- **Challenge**:
Write the material out again, line by line, exactly as it is.

- **Entries supplied**:
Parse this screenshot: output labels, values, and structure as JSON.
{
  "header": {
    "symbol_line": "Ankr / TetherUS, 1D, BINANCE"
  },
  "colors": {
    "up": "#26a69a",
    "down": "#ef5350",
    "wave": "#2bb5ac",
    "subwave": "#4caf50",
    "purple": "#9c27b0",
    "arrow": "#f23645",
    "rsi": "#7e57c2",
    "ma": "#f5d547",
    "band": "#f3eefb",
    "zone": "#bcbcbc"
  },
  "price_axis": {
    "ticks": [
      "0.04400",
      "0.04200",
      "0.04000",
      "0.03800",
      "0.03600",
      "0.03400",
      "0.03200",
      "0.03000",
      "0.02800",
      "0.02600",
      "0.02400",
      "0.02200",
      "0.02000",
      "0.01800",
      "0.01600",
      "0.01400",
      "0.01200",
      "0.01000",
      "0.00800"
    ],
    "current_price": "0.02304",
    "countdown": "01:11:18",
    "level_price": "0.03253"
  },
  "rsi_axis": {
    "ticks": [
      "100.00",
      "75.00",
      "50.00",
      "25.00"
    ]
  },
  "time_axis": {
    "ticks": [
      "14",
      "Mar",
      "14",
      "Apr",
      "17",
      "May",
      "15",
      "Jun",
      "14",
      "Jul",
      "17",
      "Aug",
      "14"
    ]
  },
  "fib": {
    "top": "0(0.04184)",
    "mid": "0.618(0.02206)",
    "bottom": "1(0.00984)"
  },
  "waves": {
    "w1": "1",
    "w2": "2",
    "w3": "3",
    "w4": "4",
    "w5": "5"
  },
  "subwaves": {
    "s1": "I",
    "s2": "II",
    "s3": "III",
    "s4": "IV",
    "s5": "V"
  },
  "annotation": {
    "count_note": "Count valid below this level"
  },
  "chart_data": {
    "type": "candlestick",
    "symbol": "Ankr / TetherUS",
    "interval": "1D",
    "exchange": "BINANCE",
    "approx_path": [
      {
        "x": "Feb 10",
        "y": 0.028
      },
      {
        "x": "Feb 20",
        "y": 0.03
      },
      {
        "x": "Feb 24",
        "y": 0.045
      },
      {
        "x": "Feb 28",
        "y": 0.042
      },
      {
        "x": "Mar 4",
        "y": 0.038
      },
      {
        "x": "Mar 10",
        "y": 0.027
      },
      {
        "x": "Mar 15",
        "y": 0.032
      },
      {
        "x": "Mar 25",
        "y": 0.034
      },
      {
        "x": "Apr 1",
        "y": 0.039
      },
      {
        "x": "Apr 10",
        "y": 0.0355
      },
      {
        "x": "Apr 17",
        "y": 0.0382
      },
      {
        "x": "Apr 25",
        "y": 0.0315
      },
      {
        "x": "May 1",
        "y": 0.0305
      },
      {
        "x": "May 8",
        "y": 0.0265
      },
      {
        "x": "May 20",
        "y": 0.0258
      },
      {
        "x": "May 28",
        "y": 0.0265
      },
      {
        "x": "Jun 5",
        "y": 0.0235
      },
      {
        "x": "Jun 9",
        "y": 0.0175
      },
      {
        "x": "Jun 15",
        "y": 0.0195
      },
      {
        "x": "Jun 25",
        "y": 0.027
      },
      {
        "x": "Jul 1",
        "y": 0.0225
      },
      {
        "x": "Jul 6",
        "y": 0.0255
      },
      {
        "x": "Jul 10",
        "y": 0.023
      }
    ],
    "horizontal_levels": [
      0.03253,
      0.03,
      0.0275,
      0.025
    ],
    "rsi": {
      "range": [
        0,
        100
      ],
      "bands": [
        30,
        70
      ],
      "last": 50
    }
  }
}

- **The answer**:
Parse this screenshot: output labels, values, and structure as JSON.
{
  "header": {
    "symbol_line": "Ankr / TetherUS, 1D, BINANCE"
  },
  "colors": {
    "up": "#26a69a",
    "down": "#ef5350",
    "wave": "#2bb5ac",
    "subwave": "#4caf50",
    "purple": "#9c27b0",
    "arrow": "#f23645",
    "rsi": "#7e57c2",
    "ma": "#f5d547",
    "band": "#f3eefb",
    "zone": "#bcbcbc"
  },
  "price_axis": {
    "ticks": [
      "0.04400",
      "0.04200",
      "0.04000",
      "0.03800",
      "0.03600",
      "0.03400",
      "0.03200",
      "0.03000",
      "0.02800",
      "0.02600",
      "0.02400",
      "0.02200",
      "0.02000",
      "0.01800",
      "0.01600",
      "0.01400",
      "0.01200",
      "0.01000",
      "0.00800"
    ],
    "current_price": "0.02304",
    "countdown": "01:11:18",
    "level_price": "0.03253"
  },
  "rsi_axis": {
    "ticks": [
      "100.00",
      "75.00",
      "50.00",
      "25.00"
    ]
  },
  "time_axis": {
    "ticks": [
      "14",
      "Mar",
      "14",
      "Apr",
      "17",
      "May",
      "15",
      "Jun",
      "14",
      "Jul",
      "17",
      "Aug",
      "14"
    ]
  },
  "fib": {
    "top": "0(0.04184)",
    "mid": "0.618(0.02206)",
    "bottom": "1(0.00984)"
  },
  "waves": {
    "w1": "1",
    "w2": "2",
    "w3": "3",
    "w4": "4",
    "w5": "5"
  },
  "subwaves": {
    "s1": "I",
    "s2": "II",
    "s3": "III",
    "s4": "IV",
    "s5": "V"
  },
  "annotation": {
    "count_note": "Count valid below this level"
  },
  "chart_data": {
    "type": "candlestick",
    "symbol": "Ankr / TetherUS",
    "interval": "1D",
    "exchange": "BINANCE",
    "approx_path": [
      {
        "x": "Feb 10",
        "y": 0.028
      },
      {
        "x": "Feb 20",
        "y": 0.03
      },
      {
        "x": "Feb 24",
        "y": 0.045
      },
      {
        "x": "Feb 28",
        "y": 0.042
      },
      {
        "x": "Mar 4",
        "y": 0.038
      },
      {
        "x": "Mar 10",
        "y": 0.027
      },
      {
        "x": "Mar 15",
        "y": 0.032
      },
      {
        "x": "Mar 25",
        "y": 0.034
      },
      {
        "x": "Apr 1",
        "y": 0.039
      },
      {
        "x": "Apr 10",
        "y": 0.0355
      },
      {
        "x": "Apr 17",
        "y": 0.0382
      },
      {
        "x": "Apr 25",
        "y": 0.0315
      },
      {
        "x": "May 1",
        "y": 0.0305
      },
      {
        "x": "May 8",
        "y": 0.0265
      },
      {
        "x": "May 20",
        "y": 0.0258
      },
      {
        "x": "May 28",
        "y": 0.0265
      },
      {
        "x": "Jun 5",
        "y": 0.0235
      },
      {
        "x": "Jun 9",
        "y": 0.0175
      },
      {
        "x": "Jun 15",
        "y": 0.0195
      },
      {
        "x": "Jun 25",
        "y": 0.027
      },
      {
        "x": "Jul 1",
        "y": 0.0225
      },
      {
        "x": "Jul 6",
        "y": 0.0255
      },
      {
        "x": "Jul 10",
        "y": 0.023
      }
    ],
    "horizontal_levels": [
      0.03253,
      0.03,
      0.0275,
      0.025
    ],
    "rsi": {
      "range": [
        0,
        100
      ],
      "bands": [
        30,
        70
      ],
      "last": 50
    }
  }
}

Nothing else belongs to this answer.